> Problem requirements
From the listing below, pull out every line where the string "Edit" appears.

Begin

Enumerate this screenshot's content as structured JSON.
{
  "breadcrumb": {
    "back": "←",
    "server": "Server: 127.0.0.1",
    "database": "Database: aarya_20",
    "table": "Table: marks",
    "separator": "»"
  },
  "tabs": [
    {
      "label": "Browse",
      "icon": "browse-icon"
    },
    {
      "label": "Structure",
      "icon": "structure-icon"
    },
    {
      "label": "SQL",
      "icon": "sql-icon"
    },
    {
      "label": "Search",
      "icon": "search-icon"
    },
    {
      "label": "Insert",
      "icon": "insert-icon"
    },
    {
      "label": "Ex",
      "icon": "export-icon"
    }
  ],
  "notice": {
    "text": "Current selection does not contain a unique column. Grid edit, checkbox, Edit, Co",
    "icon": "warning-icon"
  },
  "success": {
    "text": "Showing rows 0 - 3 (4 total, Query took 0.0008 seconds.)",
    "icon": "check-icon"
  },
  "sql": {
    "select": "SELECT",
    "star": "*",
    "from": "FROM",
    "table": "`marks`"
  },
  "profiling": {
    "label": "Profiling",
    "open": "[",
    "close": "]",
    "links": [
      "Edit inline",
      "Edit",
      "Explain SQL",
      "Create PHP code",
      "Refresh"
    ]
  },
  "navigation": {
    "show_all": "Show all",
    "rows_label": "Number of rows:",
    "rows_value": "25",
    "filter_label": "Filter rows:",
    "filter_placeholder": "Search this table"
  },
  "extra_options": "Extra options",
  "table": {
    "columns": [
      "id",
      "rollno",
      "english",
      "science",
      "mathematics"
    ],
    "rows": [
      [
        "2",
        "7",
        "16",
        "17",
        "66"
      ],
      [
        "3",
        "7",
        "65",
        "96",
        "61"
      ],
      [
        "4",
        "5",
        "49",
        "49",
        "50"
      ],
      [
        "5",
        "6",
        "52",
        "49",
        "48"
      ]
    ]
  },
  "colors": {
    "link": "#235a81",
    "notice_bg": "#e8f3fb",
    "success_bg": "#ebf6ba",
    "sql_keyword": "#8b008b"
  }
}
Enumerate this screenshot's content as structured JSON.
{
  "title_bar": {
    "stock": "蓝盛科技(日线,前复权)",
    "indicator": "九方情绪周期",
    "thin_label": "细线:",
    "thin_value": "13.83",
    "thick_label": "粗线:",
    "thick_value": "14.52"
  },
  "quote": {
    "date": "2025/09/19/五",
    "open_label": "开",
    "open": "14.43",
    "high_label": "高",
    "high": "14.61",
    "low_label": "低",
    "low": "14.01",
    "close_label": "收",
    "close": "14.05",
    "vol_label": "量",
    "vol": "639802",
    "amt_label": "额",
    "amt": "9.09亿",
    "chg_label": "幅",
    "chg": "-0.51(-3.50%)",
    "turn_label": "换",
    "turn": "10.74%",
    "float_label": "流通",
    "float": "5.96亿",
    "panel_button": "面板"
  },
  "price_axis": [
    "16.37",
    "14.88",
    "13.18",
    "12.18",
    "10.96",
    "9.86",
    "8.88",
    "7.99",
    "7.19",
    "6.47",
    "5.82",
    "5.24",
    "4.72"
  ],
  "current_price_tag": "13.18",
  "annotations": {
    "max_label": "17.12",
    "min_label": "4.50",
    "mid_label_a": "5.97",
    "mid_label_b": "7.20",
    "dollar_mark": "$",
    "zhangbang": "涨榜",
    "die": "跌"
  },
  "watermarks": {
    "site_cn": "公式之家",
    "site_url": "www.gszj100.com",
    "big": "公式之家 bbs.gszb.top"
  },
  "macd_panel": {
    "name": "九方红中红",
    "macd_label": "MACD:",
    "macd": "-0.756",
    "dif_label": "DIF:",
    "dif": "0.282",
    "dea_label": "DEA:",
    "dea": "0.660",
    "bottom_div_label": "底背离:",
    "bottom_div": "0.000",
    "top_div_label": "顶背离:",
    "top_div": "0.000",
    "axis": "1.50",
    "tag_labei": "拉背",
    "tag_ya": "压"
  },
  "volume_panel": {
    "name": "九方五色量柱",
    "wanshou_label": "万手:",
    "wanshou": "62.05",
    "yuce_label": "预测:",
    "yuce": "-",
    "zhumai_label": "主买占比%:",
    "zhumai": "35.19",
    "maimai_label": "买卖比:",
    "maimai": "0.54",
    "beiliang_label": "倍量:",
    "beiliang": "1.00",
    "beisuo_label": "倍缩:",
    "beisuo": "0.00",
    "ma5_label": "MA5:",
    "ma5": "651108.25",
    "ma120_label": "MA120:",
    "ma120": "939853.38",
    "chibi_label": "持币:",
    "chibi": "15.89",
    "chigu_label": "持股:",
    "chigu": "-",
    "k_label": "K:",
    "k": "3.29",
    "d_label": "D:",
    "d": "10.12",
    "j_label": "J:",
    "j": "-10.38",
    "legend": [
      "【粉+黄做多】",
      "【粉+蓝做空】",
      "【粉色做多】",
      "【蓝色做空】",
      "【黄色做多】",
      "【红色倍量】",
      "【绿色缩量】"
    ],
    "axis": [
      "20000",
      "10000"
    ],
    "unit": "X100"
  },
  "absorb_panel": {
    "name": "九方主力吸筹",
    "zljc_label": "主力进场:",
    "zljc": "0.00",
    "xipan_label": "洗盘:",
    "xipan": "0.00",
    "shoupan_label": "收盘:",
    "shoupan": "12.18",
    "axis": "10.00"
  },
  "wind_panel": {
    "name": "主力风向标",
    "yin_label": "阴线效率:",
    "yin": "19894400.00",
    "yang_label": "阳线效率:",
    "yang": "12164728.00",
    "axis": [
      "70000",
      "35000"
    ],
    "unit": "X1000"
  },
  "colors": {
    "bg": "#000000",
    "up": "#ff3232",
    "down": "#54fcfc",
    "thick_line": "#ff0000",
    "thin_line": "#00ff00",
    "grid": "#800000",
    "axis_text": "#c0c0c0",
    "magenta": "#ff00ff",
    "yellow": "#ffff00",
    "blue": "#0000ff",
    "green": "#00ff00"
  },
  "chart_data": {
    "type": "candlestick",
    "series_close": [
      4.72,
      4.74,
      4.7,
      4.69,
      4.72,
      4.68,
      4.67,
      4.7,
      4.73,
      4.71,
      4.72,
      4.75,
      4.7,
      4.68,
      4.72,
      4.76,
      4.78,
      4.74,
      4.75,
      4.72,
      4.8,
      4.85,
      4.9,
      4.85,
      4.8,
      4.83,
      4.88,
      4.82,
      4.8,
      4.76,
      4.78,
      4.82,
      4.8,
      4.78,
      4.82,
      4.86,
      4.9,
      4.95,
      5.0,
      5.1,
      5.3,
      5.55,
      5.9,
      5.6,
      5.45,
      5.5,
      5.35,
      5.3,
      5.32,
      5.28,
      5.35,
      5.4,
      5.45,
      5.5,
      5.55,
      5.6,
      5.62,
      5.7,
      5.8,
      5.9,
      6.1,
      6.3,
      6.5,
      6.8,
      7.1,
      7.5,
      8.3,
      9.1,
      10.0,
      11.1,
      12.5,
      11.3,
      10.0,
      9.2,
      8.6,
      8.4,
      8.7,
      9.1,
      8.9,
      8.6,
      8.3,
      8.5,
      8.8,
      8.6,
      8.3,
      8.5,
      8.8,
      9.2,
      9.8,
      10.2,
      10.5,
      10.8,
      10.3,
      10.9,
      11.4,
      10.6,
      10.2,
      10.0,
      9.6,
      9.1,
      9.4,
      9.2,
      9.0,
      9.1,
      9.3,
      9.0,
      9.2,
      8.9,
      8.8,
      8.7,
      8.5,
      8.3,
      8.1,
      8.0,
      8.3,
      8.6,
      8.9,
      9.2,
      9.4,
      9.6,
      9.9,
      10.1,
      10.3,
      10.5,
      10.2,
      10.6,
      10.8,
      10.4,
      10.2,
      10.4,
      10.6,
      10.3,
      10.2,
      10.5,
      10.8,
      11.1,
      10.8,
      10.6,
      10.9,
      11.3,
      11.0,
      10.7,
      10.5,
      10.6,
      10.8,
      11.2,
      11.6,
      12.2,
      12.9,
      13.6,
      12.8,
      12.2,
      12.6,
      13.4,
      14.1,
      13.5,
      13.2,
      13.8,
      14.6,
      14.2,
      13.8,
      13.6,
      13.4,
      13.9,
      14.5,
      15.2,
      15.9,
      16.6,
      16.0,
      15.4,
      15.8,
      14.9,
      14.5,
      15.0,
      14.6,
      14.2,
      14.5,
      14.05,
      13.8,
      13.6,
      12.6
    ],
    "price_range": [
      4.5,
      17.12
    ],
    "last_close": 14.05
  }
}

End

> The completed task
    "text": "Current selection does not contain a unique column. Grid edit, checkbox, Edit, Co",
      "Edit inline",
      "Edit",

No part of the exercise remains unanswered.